→ The problem:
Render the following material again verbatim, leaving nothing out.

→ Record extracts:
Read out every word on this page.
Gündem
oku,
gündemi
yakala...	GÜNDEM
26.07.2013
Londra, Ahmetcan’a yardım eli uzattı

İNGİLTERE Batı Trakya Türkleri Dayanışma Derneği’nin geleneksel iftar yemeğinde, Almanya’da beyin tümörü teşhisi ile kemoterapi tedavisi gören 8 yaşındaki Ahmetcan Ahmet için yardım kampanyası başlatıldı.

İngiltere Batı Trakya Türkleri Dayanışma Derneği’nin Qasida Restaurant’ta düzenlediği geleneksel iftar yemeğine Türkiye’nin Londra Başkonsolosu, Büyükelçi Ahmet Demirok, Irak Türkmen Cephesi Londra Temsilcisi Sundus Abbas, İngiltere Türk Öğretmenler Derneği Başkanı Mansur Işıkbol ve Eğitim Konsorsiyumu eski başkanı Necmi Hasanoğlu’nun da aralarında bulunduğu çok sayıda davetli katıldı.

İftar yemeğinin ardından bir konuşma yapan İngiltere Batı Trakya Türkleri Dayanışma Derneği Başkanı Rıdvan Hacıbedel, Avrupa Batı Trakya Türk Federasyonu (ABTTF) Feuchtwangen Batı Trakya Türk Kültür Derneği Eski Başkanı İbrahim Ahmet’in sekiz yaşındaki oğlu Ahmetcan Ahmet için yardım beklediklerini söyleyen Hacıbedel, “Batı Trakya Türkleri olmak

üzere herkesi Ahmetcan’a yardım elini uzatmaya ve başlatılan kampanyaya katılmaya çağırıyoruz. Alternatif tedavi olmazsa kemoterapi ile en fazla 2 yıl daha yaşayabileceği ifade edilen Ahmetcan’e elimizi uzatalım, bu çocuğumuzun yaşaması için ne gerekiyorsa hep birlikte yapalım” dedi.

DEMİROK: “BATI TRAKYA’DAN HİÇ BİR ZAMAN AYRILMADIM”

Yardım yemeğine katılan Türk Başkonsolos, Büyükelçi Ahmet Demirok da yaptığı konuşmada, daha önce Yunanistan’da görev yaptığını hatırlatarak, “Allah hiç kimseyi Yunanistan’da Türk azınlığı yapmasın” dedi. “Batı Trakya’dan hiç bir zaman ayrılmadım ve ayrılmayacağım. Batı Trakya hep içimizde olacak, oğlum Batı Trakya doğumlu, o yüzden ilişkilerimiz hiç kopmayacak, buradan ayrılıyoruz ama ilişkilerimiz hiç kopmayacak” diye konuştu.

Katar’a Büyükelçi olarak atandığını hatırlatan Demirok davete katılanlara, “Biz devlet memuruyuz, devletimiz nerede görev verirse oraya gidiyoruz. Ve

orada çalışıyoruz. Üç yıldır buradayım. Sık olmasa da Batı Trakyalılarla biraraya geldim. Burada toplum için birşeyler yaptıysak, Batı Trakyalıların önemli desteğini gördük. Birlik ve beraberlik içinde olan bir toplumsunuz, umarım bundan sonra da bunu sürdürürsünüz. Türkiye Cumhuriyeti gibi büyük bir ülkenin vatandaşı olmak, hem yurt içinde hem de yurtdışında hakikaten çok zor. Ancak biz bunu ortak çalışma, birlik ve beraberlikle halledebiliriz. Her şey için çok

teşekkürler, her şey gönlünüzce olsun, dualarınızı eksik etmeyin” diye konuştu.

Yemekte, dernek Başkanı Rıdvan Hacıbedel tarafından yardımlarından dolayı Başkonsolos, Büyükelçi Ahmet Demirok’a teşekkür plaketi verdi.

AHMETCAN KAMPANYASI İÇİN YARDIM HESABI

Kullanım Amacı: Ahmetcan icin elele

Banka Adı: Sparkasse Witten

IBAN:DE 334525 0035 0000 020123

→ Output for this task:
Read out every word on this page.
Gündem
oku,
gündemi
yakala...	GÜNDEM
26.07.2013
Londra, Ahmetcan’a yardım eli uzattı

İNGİLTERE Batı Trakya Türkleri Dayanışma Derneği’nin geleneksel iftar yemeğinde, Almanya’da beyin tümörü teşhisi ile kemoterapi tedavisi gören 8 yaşındaki Ahmetcan Ahmet için yardım kampanyası başlatıldı.

İngiltere Batı Trakya Türkleri Dayanışma Derneği’nin Qasida Restaurant’ta düzenlediği geleneksel iftar yemeğine Türkiye’nin Londra Başkonsolosu, Büyükelçi Ahmet Demirok, Irak Türkmen Cephesi Londra Temsilcisi Sundus Abbas, İngiltere Türk Öğretmenler Derneği Başkanı Mansur Işıkbol ve Eğitim Konsorsiyumu eski başkanı Necmi Hasanoğlu’nun da aralarında bulunduğu çok sayıda davetli katıldı.

İftar yemeğinin ardından bir konuşma yapan İngiltere Batı Trakya Türkleri Dayanışma Derneği Başkanı Rıdvan Hacıbedel, Avrupa Batı Trakya Türk Federasyonu (ABTTF) Feuchtwangen Batı Trakya Türk Kültür Derneği Eski Başkanı İbrahim Ahmet’in sekiz yaşındaki oğlu Ahmetcan Ahmet için yardım beklediklerini söyleyen Hacıbedel, “Batı Trakya Türkleri olmak

üzere herkesi Ahmetcan’a yardım elini uzatmaya ve başlatılan kampanyaya katılmaya çağırıyoruz. Alternatif tedavi olmazsa kemoterapi ile en fazla 2 yıl daha yaşayabileceği ifade edilen Ahmetcan’e elimizi uzatalım, bu çocuğumuzun yaşaması için ne gerekiyorsa hep birlikte yapalım” dedi.

DEMİROK: “BATI TRAKYA’DAN HİÇ BİR ZAMAN AYRILMADIM”

Yardım yemeğine katılan Türk Başkonsolos, Büyükelçi Ahmet Demirok da yaptığı konuşmada, daha önce Yunanistan’da görev yaptığını hatırlatarak, “Allah hiç kimseyi Yunanistan’da Türk azınlığı yapmasın” dedi. “Batı Trakya’dan hiç bir zaman ayrılmadım ve ayrılmayacağım. Batı Trakya hep içimizde olacak, oğlum Batı Trakya doğumlu, o yüzden ilişkilerimiz hiç kopmayacak, buradan ayrılıyoruz ama ilişkilerimiz hiç kopmayacak” diye konuştu.

Katar’a Büyükelçi olarak atandığını hatırlatan Demirok davete katılanlara, “Biz devlet memuruyuz, devletimiz nerede görev verirse oraya gidiyoruz. Ve

orada çalışıyoruz. Üç yıldır buradayım. Sık olmasa da Batı Trakyalılarla biraraya geldim. Burada toplum için birşeyler yaptıysak, Batı Trakyalıların önemli desteğini gördük. Birlik ve beraberlik içinde olan bir toplumsunuz, umarım bundan sonra da bunu sürdürürsünüz. Türkiye Cumhuriyeti gibi büyük bir ülkenin vatandaşı olmak, hem yurt içinde hem de yurtdışında hakikaten çok zor. Ancak biz bunu ortak çalışma, birlik ve beraberlikle halledebiliriz. Her şey için çok

teşekkürler, her şey gönlünüzce olsun, dualarınızı eksik etmeyin” diye konuştu.

Yemekte, dernek Başkanı Rıdvan Hacıbedel tarafından yardımlarından dolayı Başkonsolos, Büyükelçi Ahmet Demirok’a teşekkür plaketi verdi.

AHMETCAN KAMPANYASI İÇİN YARDIM HESABI

Kullanım Amacı: Ahmetcan icin elele

Banka Adı: Sparkasse Witten

IBAN:DE 334525 0035 0000 020123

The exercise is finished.